▶ [GOAL]: Your task is to give the data again, exactly, with every line intact.

** begin RECORDS FOR THE EXERCISE **

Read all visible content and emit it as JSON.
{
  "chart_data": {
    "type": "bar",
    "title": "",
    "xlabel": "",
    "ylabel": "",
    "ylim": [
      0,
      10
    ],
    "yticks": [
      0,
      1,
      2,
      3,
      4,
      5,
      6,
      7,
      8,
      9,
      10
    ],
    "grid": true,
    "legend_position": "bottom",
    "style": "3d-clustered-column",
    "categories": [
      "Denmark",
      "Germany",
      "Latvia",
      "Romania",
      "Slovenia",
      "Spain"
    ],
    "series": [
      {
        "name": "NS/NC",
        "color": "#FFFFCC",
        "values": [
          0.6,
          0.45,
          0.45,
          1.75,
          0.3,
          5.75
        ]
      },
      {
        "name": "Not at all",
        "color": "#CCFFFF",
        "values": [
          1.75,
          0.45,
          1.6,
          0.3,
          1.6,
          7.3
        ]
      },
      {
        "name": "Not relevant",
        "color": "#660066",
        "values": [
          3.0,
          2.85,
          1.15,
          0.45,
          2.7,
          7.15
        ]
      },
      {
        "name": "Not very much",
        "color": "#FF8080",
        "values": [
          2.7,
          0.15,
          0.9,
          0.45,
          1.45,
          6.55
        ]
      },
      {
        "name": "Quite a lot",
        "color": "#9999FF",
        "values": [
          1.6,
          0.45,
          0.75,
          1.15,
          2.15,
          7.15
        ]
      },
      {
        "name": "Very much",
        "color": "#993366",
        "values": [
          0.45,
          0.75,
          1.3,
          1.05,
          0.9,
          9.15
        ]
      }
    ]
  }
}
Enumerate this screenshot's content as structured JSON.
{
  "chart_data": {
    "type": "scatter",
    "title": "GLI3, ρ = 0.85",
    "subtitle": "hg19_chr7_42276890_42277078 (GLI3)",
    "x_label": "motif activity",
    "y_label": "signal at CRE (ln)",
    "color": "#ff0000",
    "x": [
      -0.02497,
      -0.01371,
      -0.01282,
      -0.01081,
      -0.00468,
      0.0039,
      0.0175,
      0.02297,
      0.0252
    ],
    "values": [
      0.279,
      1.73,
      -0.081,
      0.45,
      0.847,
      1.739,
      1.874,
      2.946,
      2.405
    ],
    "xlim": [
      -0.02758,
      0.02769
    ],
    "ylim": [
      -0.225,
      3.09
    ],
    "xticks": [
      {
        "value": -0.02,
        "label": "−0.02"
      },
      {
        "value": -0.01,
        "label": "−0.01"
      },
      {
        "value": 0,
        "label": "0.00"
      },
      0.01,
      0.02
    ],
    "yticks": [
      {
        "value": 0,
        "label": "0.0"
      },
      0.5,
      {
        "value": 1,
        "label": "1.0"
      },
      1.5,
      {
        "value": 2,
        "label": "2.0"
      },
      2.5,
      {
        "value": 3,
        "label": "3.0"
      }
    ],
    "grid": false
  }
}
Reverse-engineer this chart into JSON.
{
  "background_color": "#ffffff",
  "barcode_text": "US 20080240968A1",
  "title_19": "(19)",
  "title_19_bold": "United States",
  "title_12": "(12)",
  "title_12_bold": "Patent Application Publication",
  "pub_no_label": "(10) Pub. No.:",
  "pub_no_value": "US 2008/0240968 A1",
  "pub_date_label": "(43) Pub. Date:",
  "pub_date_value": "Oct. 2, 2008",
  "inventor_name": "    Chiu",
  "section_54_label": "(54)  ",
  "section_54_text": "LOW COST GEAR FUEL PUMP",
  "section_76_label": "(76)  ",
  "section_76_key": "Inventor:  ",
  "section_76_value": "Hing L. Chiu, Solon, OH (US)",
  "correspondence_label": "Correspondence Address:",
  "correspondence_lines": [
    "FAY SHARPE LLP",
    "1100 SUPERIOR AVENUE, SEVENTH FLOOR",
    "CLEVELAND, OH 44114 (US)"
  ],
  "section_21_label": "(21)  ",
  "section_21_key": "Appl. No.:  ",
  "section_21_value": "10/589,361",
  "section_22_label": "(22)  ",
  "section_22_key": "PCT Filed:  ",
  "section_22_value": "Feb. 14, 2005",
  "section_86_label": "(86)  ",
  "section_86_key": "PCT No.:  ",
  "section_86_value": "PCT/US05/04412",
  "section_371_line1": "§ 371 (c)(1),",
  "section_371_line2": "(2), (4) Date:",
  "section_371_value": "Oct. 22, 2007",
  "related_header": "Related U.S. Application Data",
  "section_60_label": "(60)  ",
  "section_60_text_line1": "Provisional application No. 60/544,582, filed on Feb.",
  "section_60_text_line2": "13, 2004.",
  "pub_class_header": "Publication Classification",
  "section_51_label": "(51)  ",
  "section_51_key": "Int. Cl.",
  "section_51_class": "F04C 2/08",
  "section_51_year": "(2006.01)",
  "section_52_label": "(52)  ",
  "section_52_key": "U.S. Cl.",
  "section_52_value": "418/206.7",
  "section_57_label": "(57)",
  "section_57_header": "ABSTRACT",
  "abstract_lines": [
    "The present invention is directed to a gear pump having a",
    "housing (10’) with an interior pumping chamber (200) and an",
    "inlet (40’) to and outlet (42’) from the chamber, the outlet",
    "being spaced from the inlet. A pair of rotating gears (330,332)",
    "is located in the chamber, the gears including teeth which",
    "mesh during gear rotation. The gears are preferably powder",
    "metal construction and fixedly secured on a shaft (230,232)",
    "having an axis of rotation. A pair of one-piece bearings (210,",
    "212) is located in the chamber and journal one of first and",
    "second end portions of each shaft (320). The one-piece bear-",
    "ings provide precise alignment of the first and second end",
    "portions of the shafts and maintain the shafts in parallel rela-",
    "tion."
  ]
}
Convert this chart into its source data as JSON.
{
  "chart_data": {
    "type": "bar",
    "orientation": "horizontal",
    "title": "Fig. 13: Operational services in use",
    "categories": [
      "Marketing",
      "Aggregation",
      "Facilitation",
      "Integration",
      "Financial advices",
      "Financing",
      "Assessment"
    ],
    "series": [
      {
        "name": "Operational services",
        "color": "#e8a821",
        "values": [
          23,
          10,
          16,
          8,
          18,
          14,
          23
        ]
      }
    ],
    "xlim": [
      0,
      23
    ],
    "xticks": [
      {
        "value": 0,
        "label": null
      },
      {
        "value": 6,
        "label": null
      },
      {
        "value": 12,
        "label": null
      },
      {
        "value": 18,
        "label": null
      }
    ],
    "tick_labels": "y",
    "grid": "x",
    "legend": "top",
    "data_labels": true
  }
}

** end RECORDS FOR THE EXERCISE **

▶ [TASK ANSWER]:
Read all visible content and emit it as JSON.
{
  "chart_data": {
    "type": "bar",
    "title": "",
    "xlabel": "",
    "ylabel": "",
    "ylim": [
      0,
      10
    ],
    "yticks": [
      0,
      1,
      2,
      3,
      4,
      5,
      6,
      7,
      8,
      9,
      10
    ],
    "grid": true,
    "legend_position": "bottom",
    "style": "3d-clustered-column",
    "categories": [
      "Denmark",
      "Germany",
      "Latvia",
      "Romania",
      "Slovenia",
      "Spain"
    ],
    "series": [
      {
        "name": "NS/NC",
        "color": "#FFFFCC",
        "values": [
          0.6,
          0.45,
          0.45,
          1.75,
          0.3,
          5.75
        ]
      },
      {
        "name": "Not at all",
        "color": "#CCFFFF",
        "values": [
          1.75,
          0.45,
          1.6,
          0.3,
          1.6,
          7.3
        ]
      },
      {
        "name": "Not relevant",
        "color": "#660066",
        "values": [
          3.0,
          2.85,
          1.15,
          0.45,
          2.7,
          7.15
        ]
      },
      {
        "name": "Not very much",
        "color": "#FF8080",
        "values": [
          2.7,
          0.15,
          0.9,
          0.45,
          1.45,
          6.55
        ]
      },
      {
        "name": "Quite a lot",
        "color": "#9999FF",
        "values": [
          1.6,
          0.45,
          0.75,
          1.15,
          2.15,
          7.15
        ]
      },
      {
        "name": "Very much",
        "color": "#993366",
        "values": [
          0.45,
          0.75,
          1.3,
          1.05,
          0.9,
          9.15
        ]
      }
    ]
  }
}
Enumerate this screenshot's content as structured JSON.
{
  "chart_data": {
    "type": "scatter",
    "title": "GLI3, ρ = 0.85",
    "subtitle": "hg19_chr7_42276890_42277078 (GLI3)",
    "x_label": "motif activity",
    "y_label": "signal at CRE (ln)",
    "color": "#ff0000",
    "x": [
      -0.02497,
      -0.01371,
      -0.01282,
      -0.01081,
      -0.00468,
      0.0039,
      0.0175,
      0.02297,
      0.0252
    ],
    "values": [
      0.279,
      1.73,
      -0.081,
      0.45,
      0.847,
      1.739,
      1.874,
      2.946,
      2.405
    ],
    "xlim": [
      -0.02758,
      0.02769
    ],
    "ylim": [
      -0.225,
      3.09
    ],
    "xticks": [
      {
        "value": -0.02,
        "label": "−0.02"
      },
      {
        "value": -0.01,
        "label": "−0.01"
      },
      {
        "value": 0,
        "label": "0.00"
      },
      0.01,
      0.02
    ],
    "yticks": [
      {
        "value": 0,
        "label": "0.0"
      },
      0.5,
      {
        "value": 1,
        "label": "1.0"
      },
      1.5,
      {
        "value": 2,
        "label": "2.0"
      },
      2.5,
      {
        "value": 3,
        "label": "3.0"
      }
    ],
    "grid": false
  }
}
Reverse-engineer this chart into JSON.
{
  "background_color": "#ffffff",
  "barcode_text": "US 20080240968A1",
  "title_19": "(19)",
  "title_19_bold": "United States",
  "title_12": "(12)",
  "title_12_bold": "Patent Application Publication",
  "pub_no_label": "(10) Pub. No.:",
  "pub_no_value": "US 2008/0240968 A1",
  "pub_date_label": "(43) Pub. Date:",
  "pub_date_value": "Oct. 2, 2008",
  "inventor_name": "    Chiu",
  "section_54_label": "(54)  ",
  "section_54_text": "LOW COST GEAR FUEL PUMP",
  "section_76_label": "(76)  ",
  "section_76_key": "Inventor:  ",
  "section_76_value": "Hing L. Chiu, Solon, OH (US)",
  "correspondence_label": "Correspondence Address:",
  "correspondence_lines": [
    "FAY SHARPE LLP",
    "1100 SUPERIOR AVENUE, SEVENTH FLOOR",
    "CLEVELAND, OH 44114 (US)"
  ],
  "section_21_label": "(21)  ",
  "section_21_key": "Appl. No.:  ",
  "section_21_value": "10/589,361",
  "section_22_label": "(22)  ",
  "section_22_key": "PCT Filed:  ",
  "section_22_value": "Feb. 14, 2005",
  "section_86_label": "(86)  ",
  "section_86_key": "PCT No.:  ",
  "section_86_value": "PCT/US05/04412",
  "section_371_line1": "§ 371 (c)(1),",
  "section_371_line2": "(2), (4) Date:",
  "section_371_value": "Oct. 22, 2007",
  "related_header": "Related U.S. Application Data",
  "section_60_label": "(60)  ",
  "section_60_text_line1": "Provisional application No. 60/544,582, filed on Feb.",
  "section_60_text_line2": "13, 2004.",
  "pub_class_header": "Publication Classification",
  "section_51_label": "(51)  ",
  "section_51_key": "Int. Cl.",
  "section_51_class": "F04C 2/08",
  "section_51_year": "(2006.01)",
  "section_52_label": "(52)  ",
  "section_52_key": "U.S. Cl.",
  "section_52_value": "418/206.7",
  "section_57_label": "(57)",
  "section_57_header": "ABSTRACT",
  "abstract_lines": [
    "The present invention is directed to a gear pump having a",
    "housing (10’) with an interior pumping chamber (200) and an",
    "inlet (40’) to and outlet (42’) from the chamber, the outlet",
    "being spaced from the inlet. A pair of rotating gears (330,332)",
    "is located in the chamber, the gears including teeth which",
    "mesh during gear rotation. The gears are preferably powder",
    "metal construction and fixedly secured on a shaft (230,232)",
    "having an axis of rotation. A pair of one-piece bearings (210,",
    "212) is located in the chamber and journal one of first and",
    "second end portions of each shaft (320). The one-piece bear-",
    "ings provide precise alignment of the first and second end",
    "portions of the shafts and maintain the shafts in parallel rela-",
    "tion."
  ]
}
Convert this chart into its source data as JSON.
{
  "chart_data": {
    "type": "bar",
    "orientation": "horizontal",
    "title": "Fig. 13: Operational services in use",
    "categories": [
      "Marketing",
      "Aggregation",
      "Facilitation",
      "Integration",
      "Financial advices",
      "Financing",
      "Assessment"
    ],
    "series": [
      {
        "name": "Operational services",
        "color": "#e8a821",
        "values": [
          23,
          10,
          16,
          8,
          18,
          14,
          23
        ]
      }
    ],
    "xlim": [
      0,
      23
    ],
    "xticks": [
      {
        "value": 0,
        "label": null
      },
      {
        "value": 6,
        "label": null
      },
      {
        "value": 12,
        "label": null
      },
      {
        "value": 18,
        "label": null
      }
    ],
    "tick_labels": "y",
    "grid": "x",
    "legend": "top",
    "data_labels": true
  }
}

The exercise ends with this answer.